Items from a document page collection
▼▼▼
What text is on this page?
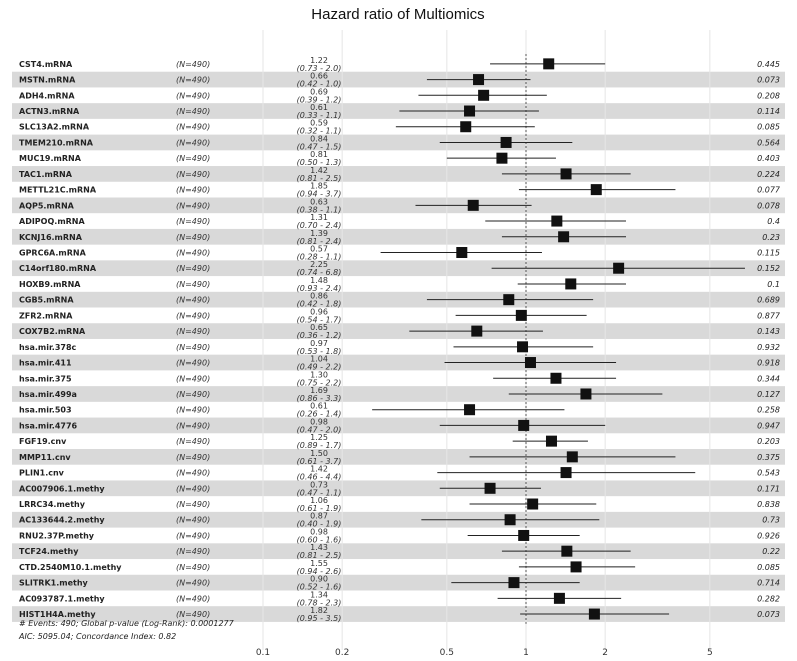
Hazard ratio of Multiomics
CST4.mRNA	(N=490)	1.22
(0.73 - 2.0)	0.445
MSTN.mRNA	(N=490)	0.66
(0.42 - 1.0)	0.073
ADH4.mRNA	(N=490)	0.69
(0.39 - 1.2)	0.208
ACTN3.mRNA	(N=490)	0.61
(0.33 - 1.1)	0.114
SLC13A2.mRNA	(N=490)	0.59
(0.32 - 1.1)	0.085
TMEM210.mRNA	(N=490)	0.84
(0.47 - 1.5)	0.564
MUC19.mRNA	(N=490)	0.81
(0.50 - 1.3)	0.403
TAC1.mRNA	(N=490)	1.42
(0.81 - 2.5)	0.224
METTL21C.mRNA	(N=490)	1.85
(0.94 - 3.7)	0.077
AQP5.mRNA	(N=490)	0.63
(0.38 - 1.1)	0.078
ADIPOQ.mRNA	(N=490)	1.31
(0.70 - 2.4)	0.4
KCNJ16.mRNA	(N=490)	1.39
(0.81 - 2.4)	0.23
GPRC6A.mRNA	(N=490)	0.57
(0.28 - 1.1)	0.115
C14orf180.mRNA	(N=490)	2.25
(0.74 - 6.8)	0.152
HOXB9.mRNA	(N=490)	1.48
(0.93 - 2.4)	0.1
CGB5.mRNA	(N=490)	0.86
(0.42 - 1.8)	0.689
ZFR2.mRNA	(N=490)	0.96
(0.54 - 1.7)	0.877
COX7B2.mRNA	(N=490)	0.65
(0.36 - 1.2)	0.143
hsa.mir.378c	(N=490)	0.97
(0.53 - 1.8)	0.932
hsa.mir.411	(N=490)	1.04
(0.49 - 2.2)	0.918
hsa.mir.375	(N=490)	1.30
(0.75 - 2.2)	0.344
hsa.mir.499a	(N=490)	1.69
(0.86 - 3.3)	0.127
hsa.mir.503	(N=490)	0.61
(0.26 - 1.4)	0.258
hsa.mir.4776	(N=490)	0.98
(0.47 - 2.0)	0.947
FGF19.cnv	(N=490)	1.25
(0.89 - 1.7)	0.203
MMP11.cnv	(N=490)	1.50
(0.61 - 3.7)	0.375
PLIN1.cnv	(N=490)	1.42
(0.46 - 4.4)	0.543
AC007906.1.methy	(N=490)	0.73
(0.47 - 1.1)	0.171
LRRC34.methy	(N=490)	1.06
(0.61 - 1.9)	0.838
AC133644.2.methy	(N=490)	0.87
(0.40 - 1.9)	0.73
RNU2.37P.methy	(N=490)	0.98
(0.60 - 1.6)	0.926
TCF24.methy	(N=490)	1.43
(0.81 - 2.5)	0.22
CTD.2540M10.1.methy	(N=490)	1.55
(0.94 - 2.6)	0.085
SLITRK1.methy	(N=490)	0.90
(0.52 - 1.6)	0.714
AC093787.1.methy	(N=490)	1.34
(0.78 - 2.3)	0.282
HIST1H4A.methy	(N=490)	1.82
(0.95 - 3.5)	0.073
0.1	0.2	0.5	1	2	5
# Events: 490; Global p-value (Log-Rank): 0.0001277
AIC: 5095.04; Concordance Index: 0.82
▲▲▲
**Assignment:**
In the entries above, find lines with "methy" and copy each.

**Written answer:**
AC007906.1.methy	(N=490)	0.73
LRRC34.methy	(N=490)	1.06
AC133644.2.methy	(N=490)	0.87
RNU2.37P.methy	(N=490)	0.98
TCF24.methy	(N=490)	1.43
CTD.2540M10.1.methy	(N=490)	1.55
SLITRK1.methy	(N=490)	0.90
AC093787.1.methy	(N=490)	1.34
HIST1H4A.methy	(N=490)	1.82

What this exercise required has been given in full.